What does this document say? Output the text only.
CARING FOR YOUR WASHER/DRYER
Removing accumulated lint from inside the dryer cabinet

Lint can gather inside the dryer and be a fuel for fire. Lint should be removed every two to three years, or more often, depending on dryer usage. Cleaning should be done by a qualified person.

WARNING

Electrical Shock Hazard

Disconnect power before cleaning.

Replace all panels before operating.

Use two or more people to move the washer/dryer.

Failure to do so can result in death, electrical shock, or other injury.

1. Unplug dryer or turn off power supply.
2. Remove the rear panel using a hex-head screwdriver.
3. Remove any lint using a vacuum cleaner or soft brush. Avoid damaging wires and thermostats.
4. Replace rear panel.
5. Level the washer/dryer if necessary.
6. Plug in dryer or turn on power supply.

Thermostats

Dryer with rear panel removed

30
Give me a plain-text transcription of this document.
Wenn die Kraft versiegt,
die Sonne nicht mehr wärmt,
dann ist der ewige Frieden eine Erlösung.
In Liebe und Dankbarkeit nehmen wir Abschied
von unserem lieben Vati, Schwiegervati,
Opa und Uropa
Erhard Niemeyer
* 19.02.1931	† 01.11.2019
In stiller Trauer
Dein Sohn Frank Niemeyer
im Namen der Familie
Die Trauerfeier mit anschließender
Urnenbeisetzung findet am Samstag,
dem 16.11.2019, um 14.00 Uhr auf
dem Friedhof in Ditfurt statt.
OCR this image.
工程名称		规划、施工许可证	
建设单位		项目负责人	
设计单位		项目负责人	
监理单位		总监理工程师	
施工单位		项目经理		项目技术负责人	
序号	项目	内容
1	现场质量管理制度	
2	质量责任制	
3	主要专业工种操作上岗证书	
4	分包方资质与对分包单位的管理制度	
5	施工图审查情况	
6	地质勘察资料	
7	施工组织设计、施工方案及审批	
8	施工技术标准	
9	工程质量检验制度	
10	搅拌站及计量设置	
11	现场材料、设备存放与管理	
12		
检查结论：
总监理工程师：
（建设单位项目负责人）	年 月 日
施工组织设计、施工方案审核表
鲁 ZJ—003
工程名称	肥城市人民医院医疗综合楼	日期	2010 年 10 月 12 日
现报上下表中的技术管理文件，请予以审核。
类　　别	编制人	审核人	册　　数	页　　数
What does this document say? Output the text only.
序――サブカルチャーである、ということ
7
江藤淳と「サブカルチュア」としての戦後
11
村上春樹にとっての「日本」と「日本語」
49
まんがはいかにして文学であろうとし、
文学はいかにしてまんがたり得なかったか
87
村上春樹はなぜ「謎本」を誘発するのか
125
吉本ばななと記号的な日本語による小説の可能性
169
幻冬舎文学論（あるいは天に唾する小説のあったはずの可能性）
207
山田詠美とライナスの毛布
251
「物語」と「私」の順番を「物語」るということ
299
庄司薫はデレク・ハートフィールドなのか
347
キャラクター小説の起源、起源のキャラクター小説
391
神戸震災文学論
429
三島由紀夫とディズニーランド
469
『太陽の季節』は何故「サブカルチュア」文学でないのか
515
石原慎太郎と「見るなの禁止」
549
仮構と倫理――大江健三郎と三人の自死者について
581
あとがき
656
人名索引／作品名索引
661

- _To do_: Restate the listing above word for word.

- _Solution for this problem_:
What does this document say? Output the text only.
CARING FOR YOUR WASHER/DRYER
Removing accumulated lint from inside the dryer cabinet

Lint can gather inside the dryer and be a fuel for fire. Lint should be removed every two to three years, or more often, depending on dryer usage. Cleaning should be done by a qualified person.

WARNING

Electrical Shock Hazard

Disconnect power before cleaning.

Replace all panels before operating.

Use two or more people to move the washer/dryer.

Failure to do so can result in death, electrical shock, or other injury.

1. Unplug dryer or turn off power supply.
2. Remove the rear panel using a hex-head screwdriver.
3. Remove any lint using a vacuum cleaner or soft brush. Avoid damaging wires and thermostats.
4. Replace rear panel.
5. Level the washer/dryer if necessary.
6. Plug in dryer or turn on power supply.

Thermostats

Dryer with rear panel removed

30
Give me a plain-text transcription of this document.
Wenn die Kraft versiegt,
die Sonne nicht mehr wärmt,
dann ist der ewige Frieden eine Erlösung.
In Liebe und Dankbarkeit nehmen wir Abschied
von unserem lieben Vati, Schwiegervati,
Opa und Uropa
Erhard Niemeyer
* 19.02.1931	† 01.11.2019
In stiller Trauer
Dein Sohn Frank Niemeyer
im Namen der Familie
Die Trauerfeier mit anschließender
Urnenbeisetzung findet am Samstag,
dem 16.11.2019, um 14.00 Uhr auf
dem Friedhof in Ditfurt statt.
OCR this image.
工程名称		规划、施工许可证	
建设单位		项目负责人	
设计单位		项目负责人	
监理单位		总监理工程师	
施工单位		项目经理		项目技术负责人	
序号	项目	内容
1	现场质量管理制度	
2	质量责任制	
3	主要专业工种操作上岗证书	
4	分包方资质与对分包单位的管理制度	
5	施工图审查情况	
6	地质勘察资料	
7	施工组织设计、施工方案及审批	
8	施工技术标准	
9	工程质量检验制度	
10	搅拌站及计量设置	
11	现场材料、设备存放与管理	
12		
检查结论：
总监理工程师：
（建设单位项目负责人）	年 月 日
施工组织设计、施工方案审核表
鲁 ZJ—003
工程名称	肥城市人民医院医疗综合楼	日期	2010 年 10 月 12 日
现报上下表中的技术管理文件，请予以审核。
类　　别	编制人	审核人	册　　数	页　　数
What does this document say? Output the text only.
序――サブカルチャーである、ということ
7
江藤淳と「サブカルチュア」としての戦後
11
村上春樹にとっての「日本」と「日本語」
49
まんがはいかにして文学であろうとし、
文学はいかにしてまんがたり得なかったか
87
村上春樹はなぜ「謎本」を誘発するのか
125
吉本ばななと記号的な日本語による小説の可能性
169
幻冬舎文学論（あるいは天に唾する小説のあったはずの可能性）
207
山田詠美とライナスの毛布
251
「物語」と「私」の順番を「物語」るということ
299
庄司薫はデレク・ハートフィールドなのか
347
キャラクター小説の起源、起源のキャラクター小説
391
神戸震災文学論
429
三島由紀夫とディズニーランド
469
『太陽の季節』は何故「サブカルチュア」文学でないのか
515
石原慎太郎と「見るなの禁止」
549
仮構と倫理――大江健三郎と三人の自死者について
581
あとがき
656
人名索引／作品名索引
661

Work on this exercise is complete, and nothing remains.